[Start]

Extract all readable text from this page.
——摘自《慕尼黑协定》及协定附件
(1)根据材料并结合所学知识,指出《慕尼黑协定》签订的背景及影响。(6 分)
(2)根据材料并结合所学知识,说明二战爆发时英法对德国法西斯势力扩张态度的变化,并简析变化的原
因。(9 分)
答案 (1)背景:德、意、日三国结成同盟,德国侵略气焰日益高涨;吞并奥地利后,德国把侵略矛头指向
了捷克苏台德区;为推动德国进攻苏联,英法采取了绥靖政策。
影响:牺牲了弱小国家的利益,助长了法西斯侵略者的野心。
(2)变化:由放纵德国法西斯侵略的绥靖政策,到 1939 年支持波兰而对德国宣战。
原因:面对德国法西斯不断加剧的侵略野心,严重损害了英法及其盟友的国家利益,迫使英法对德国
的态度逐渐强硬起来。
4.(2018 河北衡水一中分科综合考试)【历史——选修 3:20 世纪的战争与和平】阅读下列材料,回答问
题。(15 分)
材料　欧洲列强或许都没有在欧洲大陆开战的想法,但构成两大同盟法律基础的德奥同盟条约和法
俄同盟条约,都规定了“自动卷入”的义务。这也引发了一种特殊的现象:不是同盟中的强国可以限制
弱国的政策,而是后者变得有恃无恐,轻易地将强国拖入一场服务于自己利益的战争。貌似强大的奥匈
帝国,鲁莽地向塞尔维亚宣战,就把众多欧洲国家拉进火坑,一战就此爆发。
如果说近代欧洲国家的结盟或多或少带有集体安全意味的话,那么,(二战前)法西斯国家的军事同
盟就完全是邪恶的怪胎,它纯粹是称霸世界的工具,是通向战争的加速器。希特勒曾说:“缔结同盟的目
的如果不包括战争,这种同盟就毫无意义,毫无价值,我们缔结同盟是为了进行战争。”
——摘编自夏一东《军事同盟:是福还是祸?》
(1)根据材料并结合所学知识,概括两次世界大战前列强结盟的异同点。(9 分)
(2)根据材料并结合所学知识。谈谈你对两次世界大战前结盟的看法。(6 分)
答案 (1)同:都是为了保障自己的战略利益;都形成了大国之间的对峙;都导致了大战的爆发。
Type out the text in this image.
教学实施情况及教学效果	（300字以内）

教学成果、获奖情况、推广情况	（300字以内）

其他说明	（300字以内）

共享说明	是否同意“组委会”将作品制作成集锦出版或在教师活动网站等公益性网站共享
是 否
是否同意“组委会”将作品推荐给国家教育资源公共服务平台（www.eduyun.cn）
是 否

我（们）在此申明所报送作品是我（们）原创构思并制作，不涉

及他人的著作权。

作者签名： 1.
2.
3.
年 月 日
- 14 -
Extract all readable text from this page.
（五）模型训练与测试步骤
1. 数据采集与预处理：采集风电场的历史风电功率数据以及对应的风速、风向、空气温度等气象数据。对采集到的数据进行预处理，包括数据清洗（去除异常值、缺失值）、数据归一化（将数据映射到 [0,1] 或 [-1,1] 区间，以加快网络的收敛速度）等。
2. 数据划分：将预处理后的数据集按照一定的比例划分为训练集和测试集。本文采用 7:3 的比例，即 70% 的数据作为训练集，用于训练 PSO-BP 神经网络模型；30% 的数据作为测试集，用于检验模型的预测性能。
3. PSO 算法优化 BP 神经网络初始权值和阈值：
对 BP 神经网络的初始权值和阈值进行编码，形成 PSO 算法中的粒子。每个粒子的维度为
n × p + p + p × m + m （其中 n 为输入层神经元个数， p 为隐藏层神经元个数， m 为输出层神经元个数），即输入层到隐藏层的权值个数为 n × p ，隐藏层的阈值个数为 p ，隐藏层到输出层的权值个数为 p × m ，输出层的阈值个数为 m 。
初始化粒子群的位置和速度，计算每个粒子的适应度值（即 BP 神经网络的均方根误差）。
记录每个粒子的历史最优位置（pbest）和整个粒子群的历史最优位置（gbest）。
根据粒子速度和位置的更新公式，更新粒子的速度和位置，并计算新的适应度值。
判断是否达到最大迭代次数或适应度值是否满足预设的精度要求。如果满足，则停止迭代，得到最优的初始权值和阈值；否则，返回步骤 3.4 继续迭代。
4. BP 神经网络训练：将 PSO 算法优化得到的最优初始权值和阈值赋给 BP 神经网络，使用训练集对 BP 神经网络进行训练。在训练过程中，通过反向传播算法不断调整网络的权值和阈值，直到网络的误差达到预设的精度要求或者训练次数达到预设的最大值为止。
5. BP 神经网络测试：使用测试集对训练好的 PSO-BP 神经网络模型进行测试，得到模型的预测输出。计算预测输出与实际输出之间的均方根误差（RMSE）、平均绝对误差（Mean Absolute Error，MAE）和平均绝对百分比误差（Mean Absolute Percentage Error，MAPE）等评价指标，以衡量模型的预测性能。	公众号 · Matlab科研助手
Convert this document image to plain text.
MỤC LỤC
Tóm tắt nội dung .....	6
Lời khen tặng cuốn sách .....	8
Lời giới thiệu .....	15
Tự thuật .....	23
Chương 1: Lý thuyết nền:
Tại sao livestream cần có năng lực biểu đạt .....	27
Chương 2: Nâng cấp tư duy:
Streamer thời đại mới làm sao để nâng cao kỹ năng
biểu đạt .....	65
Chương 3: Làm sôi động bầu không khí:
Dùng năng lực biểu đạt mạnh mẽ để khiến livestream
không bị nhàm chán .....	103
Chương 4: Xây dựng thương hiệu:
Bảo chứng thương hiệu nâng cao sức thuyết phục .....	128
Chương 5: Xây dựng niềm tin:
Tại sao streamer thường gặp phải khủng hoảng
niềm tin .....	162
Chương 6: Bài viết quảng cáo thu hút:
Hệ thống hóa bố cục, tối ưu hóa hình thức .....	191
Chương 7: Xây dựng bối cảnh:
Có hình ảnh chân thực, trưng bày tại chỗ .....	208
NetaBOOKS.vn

[End]

_CHALLENGE_
Return the material in full, exactly as shown.

_ANSWER FOR THIS EXERCISE_
Extract all readable text from this page.
——摘自《慕尼黑协定》及协定附件
(1)根据材料并结合所学知识,指出《慕尼黑协定》签订的背景及影响。(6 分)
(2)根据材料并结合所学知识,说明二战爆发时英法对德国法西斯势力扩张态度的变化,并简析变化的原
因。(9 分)
答案 (1)背景:德、意、日三国结成同盟,德国侵略气焰日益高涨;吞并奥地利后,德国把侵略矛头指向
了捷克苏台德区;为推动德国进攻苏联,英法采取了绥靖政策。
影响:牺牲了弱小国家的利益,助长了法西斯侵略者的野心。
(2)变化:由放纵德国法西斯侵略的绥靖政策,到 1939 年支持波兰而对德国宣战。
原因:面对德国法西斯不断加剧的侵略野心,严重损害了英法及其盟友的国家利益,迫使英法对德国
的态度逐渐强硬起来。
4.(2018 河北衡水一中分科综合考试)【历史——选修 3:20 世纪的战争与和平】阅读下列材料,回答问
题。(15 分)
材料　欧洲列强或许都没有在欧洲大陆开战的想法,但构成两大同盟法律基础的德奥同盟条约和法
俄同盟条约,都规定了“自动卷入”的义务。这也引发了一种特殊的现象:不是同盟中的强国可以限制
弱国的政策,而是后者变得有恃无恐,轻易地将强国拖入一场服务于自己利益的战争。貌似强大的奥匈
帝国,鲁莽地向塞尔维亚宣战,就把众多欧洲国家拉进火坑,一战就此爆发。
如果说近代欧洲国家的结盟或多或少带有集体安全意味的话,那么,(二战前)法西斯国家的军事同
盟就完全是邪恶的怪胎,它纯粹是称霸世界的工具,是通向战争的加速器。希特勒曾说:“缔结同盟的目
的如果不包括战争,这种同盟就毫无意义,毫无价值,我们缔结同盟是为了进行战争。”
——摘编自夏一东《军事同盟:是福还是祸?》
(1)根据材料并结合所学知识,概括两次世界大战前列强结盟的异同点。(9 分)
(2)根据材料并结合所学知识。谈谈你对两次世界大战前结盟的看法。(6 分)
答案 (1)同:都是为了保障自己的战略利益;都形成了大国之间的对峙;都导致了大战的爆发。
Type out the text in this image.
教学实施情况及教学效果	（300字以内）

教学成果、获奖情况、推广情况	（300字以内）

其他说明	（300字以内）

共享说明	是否同意“组委会”将作品制作成集锦出版或在教师活动网站等公益性网站共享
是 否
是否同意“组委会”将作品推荐给国家教育资源公共服务平台（www.eduyun.cn）
是 否

我（们）在此申明所报送作品是我（们）原创构思并制作，不涉

及他人的著作权。

作者签名： 1.
2.
3.
年 月 日
- 14 -
Extract all readable text from this page.
（五）模型训练与测试步骤
1. 数据采集与预处理：采集风电场的历史风电功率数据以及对应的风速、风向、空气温度等气象数据。对采集到的数据进行预处理，包括数据清洗（去除异常值、缺失值）、数据归一化（将数据映射到 [0,1] 或 [-1,1] 区间，以加快网络的收敛速度）等。
2. 数据划分：将预处理后的数据集按照一定的比例划分为训练集和测试集。本文采用 7:3 的比例，即 70% 的数据作为训练集，用于训练 PSO-BP 神经网络模型；30% 的数据作为测试集，用于检验模型的预测性能。
3. PSO 算法优化 BP 神经网络初始权值和阈值：
对 BP 神经网络的初始权值和阈值进行编码，形成 PSO 算法中的粒子。每个粒子的维度为
n × p + p + p × m + m （其中 n 为输入层神经元个数， p 为隐藏层神经元个数， m 为输出层神经元个数），即输入层到隐藏层的权值个数为 n × p ，隐藏层的阈值个数为 p ，隐藏层到输出层的权值个数为 p × m ，输出层的阈值个数为 m 。
初始化粒子群的位置和速度，计算每个粒子的适应度值（即 BP 神经网络的均方根误差）。
记录每个粒子的历史最优位置（pbest）和整个粒子群的历史最优位置（gbest）。
根据粒子速度和位置的更新公式，更新粒子的速度和位置，并计算新的适应度值。
判断是否达到最大迭代次数或适应度值是否满足预设的精度要求。如果满足，则停止迭代，得到最优的初始权值和阈值；否则，返回步骤 3.4 继续迭代。
4. BP 神经网络训练：将 PSO 算法优化得到的最优初始权值和阈值赋给 BP 神经网络，使用训练集对 BP 神经网络进行训练。在训练过程中，通过反向传播算法不断调整网络的权值和阈值，直到网络的误差达到预设的精度要求或者训练次数达到预设的最大值为止。
5. BP 神经网络测试：使用测试集对训练好的 PSO-BP 神经网络模型进行测试，得到模型的预测输出。计算预测输出与实际输出之间的均方根误差（RMSE）、平均绝对误差（Mean Absolute Error，MAE）和平均绝对百分比误差（Mean Absolute Percentage Error，MAPE）等评价指标，以衡量模型的预测性能。	公众号 · Matlab科研助手
Convert this document image to plain text.
MỤC LỤC
Tóm tắt nội dung .....	6
Lời khen tặng cuốn sách .....	8
Lời giới thiệu .....	15
Tự thuật .....	23
Chương 1: Lý thuyết nền:
Tại sao livestream cần có năng lực biểu đạt .....	27
Chương 2: Nâng cấp tư duy:
Streamer thời đại mới làm sao để nâng cao kỹ năng
biểu đạt .....	65
Chương 3: Làm sôi động bầu không khí:
Dùng năng lực biểu đạt mạnh mẽ để khiến livestream
không bị nhàm chán .....	103
Chương 4: Xây dựng thương hiệu:
Bảo chứng thương hiệu nâng cao sức thuyết phục .....	128
Chương 5: Xây dựng niềm tin:
Tại sao streamer thường gặp phải khủng hoảng
niềm tin .....	162
Chương 6: Bài viết quảng cáo thu hút:
Hệ thống hóa bố cục, tối ưu hóa hình thức .....	191
Chương 7: Xây dựng bối cảnh:
Có hình ảnh chân thực, trưng bày tại chỗ .....	208
NetaBOOKS.vn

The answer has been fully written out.